REQUIREMENT: Rewrite the records from the first line up to and including the line containing "57, 2537, 92]", replacing "Hive Query" with "Impala Query" and leaving all else unchanged.

Excerpt from a dataset
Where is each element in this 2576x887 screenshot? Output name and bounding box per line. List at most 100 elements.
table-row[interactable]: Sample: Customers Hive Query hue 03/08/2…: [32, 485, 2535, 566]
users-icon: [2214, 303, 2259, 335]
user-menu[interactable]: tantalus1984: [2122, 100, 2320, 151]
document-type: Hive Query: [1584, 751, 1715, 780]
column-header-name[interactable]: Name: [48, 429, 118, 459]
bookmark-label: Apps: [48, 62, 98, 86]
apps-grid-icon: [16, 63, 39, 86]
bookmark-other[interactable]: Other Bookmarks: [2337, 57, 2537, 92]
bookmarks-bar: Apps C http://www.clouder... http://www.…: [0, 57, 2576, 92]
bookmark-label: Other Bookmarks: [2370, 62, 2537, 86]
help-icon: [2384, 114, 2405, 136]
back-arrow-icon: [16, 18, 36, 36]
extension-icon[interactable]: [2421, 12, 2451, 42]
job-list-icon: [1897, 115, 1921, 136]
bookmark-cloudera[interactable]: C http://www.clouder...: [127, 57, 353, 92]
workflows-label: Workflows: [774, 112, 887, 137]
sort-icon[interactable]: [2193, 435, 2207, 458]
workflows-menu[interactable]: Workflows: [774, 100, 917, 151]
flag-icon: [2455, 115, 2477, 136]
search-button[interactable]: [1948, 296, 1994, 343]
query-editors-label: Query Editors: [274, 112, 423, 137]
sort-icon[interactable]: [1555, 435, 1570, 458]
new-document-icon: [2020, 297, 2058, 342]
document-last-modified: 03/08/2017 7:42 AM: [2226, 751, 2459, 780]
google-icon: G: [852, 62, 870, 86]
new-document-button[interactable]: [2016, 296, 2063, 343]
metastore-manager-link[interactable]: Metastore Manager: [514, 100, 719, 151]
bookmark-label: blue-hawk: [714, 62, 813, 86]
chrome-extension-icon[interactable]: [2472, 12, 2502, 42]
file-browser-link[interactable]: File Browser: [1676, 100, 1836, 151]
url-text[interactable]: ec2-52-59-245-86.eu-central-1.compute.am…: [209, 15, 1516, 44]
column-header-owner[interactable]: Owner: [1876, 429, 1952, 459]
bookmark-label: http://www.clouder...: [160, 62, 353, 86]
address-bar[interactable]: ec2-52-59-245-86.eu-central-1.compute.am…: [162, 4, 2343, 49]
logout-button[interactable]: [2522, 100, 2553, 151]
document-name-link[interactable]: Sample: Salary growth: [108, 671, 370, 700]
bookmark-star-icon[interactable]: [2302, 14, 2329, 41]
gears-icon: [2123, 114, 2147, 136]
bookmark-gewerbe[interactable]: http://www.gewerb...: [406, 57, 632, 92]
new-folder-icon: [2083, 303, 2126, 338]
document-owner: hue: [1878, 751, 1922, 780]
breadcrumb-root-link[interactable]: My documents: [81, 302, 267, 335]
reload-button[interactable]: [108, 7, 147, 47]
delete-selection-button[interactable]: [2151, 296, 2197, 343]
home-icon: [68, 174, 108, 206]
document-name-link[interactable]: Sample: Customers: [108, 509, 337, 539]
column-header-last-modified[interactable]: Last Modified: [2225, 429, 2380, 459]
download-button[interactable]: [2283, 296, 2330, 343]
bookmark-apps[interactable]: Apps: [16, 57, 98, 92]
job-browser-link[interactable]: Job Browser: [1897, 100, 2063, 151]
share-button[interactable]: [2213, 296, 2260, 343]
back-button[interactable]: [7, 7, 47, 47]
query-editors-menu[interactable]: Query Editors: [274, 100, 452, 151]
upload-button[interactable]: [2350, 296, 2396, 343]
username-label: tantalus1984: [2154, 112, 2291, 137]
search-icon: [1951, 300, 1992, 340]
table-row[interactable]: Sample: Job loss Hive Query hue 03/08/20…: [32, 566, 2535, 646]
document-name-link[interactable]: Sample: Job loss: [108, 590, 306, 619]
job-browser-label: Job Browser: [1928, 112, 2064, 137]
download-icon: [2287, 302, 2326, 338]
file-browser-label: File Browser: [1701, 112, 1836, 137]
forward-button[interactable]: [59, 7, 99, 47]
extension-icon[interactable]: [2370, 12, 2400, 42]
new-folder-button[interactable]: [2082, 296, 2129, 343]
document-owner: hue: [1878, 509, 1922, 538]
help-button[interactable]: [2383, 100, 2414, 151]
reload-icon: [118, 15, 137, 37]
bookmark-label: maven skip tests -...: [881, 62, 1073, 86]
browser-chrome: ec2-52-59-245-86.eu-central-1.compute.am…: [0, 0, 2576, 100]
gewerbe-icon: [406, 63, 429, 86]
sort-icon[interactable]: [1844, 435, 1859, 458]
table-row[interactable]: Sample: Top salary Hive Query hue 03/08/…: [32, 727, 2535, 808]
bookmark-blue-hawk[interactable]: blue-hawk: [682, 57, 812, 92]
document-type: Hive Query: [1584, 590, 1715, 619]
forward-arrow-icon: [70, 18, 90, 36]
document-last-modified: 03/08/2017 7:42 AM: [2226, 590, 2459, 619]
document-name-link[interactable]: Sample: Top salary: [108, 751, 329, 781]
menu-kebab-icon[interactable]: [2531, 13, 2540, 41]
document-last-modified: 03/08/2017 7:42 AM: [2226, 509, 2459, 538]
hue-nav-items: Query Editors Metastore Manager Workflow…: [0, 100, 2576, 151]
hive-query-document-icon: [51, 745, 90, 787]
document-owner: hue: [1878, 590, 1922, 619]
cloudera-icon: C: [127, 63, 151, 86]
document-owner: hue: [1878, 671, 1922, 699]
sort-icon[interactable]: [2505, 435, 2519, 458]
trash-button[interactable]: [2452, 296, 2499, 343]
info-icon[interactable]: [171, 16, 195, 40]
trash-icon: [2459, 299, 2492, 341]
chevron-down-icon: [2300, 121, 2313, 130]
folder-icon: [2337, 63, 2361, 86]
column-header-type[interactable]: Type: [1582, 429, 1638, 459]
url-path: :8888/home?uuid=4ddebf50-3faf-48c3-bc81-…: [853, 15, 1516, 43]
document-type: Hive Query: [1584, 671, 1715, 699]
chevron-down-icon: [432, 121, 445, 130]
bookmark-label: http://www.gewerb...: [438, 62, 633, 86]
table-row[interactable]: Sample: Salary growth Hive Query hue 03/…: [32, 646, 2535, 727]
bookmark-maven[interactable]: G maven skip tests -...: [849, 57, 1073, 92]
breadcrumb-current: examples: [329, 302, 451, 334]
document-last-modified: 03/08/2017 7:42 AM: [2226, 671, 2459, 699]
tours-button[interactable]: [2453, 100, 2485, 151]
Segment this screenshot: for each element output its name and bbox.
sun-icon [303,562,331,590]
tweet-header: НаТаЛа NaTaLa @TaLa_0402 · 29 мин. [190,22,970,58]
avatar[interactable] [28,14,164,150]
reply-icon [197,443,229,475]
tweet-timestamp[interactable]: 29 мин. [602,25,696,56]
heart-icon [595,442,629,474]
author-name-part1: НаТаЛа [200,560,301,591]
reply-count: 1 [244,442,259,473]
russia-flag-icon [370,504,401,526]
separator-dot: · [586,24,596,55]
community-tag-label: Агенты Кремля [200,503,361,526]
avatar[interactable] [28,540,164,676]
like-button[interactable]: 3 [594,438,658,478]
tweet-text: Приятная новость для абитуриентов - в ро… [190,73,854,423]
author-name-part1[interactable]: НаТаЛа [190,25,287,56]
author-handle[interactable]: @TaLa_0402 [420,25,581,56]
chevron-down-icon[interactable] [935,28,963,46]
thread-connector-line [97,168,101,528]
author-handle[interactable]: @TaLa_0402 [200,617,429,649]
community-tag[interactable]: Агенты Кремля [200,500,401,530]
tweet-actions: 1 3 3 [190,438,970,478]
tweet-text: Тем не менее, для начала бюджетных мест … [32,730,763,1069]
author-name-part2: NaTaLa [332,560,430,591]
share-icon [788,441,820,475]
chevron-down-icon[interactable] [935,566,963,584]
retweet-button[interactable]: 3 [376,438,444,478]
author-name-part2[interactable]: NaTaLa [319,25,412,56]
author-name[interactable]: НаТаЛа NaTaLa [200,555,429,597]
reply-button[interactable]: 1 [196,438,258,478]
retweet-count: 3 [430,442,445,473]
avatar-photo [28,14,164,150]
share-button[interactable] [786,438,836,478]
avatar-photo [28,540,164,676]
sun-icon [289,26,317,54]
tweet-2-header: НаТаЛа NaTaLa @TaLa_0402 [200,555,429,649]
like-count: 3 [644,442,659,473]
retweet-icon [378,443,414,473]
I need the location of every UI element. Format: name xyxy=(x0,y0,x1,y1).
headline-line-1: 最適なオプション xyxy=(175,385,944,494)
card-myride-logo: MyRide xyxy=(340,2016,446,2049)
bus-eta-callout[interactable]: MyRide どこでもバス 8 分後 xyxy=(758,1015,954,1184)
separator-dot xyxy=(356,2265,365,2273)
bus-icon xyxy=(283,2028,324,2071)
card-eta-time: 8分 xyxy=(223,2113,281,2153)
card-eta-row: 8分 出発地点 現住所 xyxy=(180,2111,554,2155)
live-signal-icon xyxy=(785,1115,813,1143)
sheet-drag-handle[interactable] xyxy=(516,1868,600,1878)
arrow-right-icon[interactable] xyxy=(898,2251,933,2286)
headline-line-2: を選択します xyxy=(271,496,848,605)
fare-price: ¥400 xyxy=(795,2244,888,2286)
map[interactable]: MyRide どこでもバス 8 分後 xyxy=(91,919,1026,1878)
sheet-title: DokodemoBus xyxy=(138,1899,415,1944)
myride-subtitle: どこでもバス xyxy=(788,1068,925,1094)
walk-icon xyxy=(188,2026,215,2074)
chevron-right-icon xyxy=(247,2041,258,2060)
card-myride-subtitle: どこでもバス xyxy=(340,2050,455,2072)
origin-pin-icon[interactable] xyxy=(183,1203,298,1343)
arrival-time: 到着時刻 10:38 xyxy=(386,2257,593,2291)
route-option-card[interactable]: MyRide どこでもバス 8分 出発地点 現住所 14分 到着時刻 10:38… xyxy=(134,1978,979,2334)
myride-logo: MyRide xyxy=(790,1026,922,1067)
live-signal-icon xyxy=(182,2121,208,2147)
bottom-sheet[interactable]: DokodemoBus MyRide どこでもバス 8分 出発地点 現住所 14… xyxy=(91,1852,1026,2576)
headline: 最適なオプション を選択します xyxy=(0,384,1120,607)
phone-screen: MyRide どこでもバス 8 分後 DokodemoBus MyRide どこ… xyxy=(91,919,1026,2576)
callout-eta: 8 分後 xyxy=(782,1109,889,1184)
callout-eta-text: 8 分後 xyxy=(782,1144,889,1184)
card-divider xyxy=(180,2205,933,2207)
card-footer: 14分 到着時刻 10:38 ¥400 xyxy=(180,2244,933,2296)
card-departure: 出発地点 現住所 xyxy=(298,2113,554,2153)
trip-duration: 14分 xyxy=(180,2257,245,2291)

COMPLETE OUTPUT:
Where is each element in this 2576x887 screenshot? Output name and bounding box per line. List at most 100 elements.
table-row[interactable]: Sample: Customers Impala Query hue 03/08/2…: [32, 485, 2535, 566]
users-icon: [2214, 303, 2259, 335]
user-menu[interactable]: tantalus1984: [2122, 100, 2320, 151]
document-type: Impala Query: [1584, 751, 1715, 780]
column-header-name[interactable]: Name: [48, 429, 118, 459]
bookmark-label: Apps: [48, 62, 98, 86]
apps-grid-icon: [16, 63, 39, 86]
bookmark-other[interactable]: Other Bookmarks: [2337, 57, 2537, 92]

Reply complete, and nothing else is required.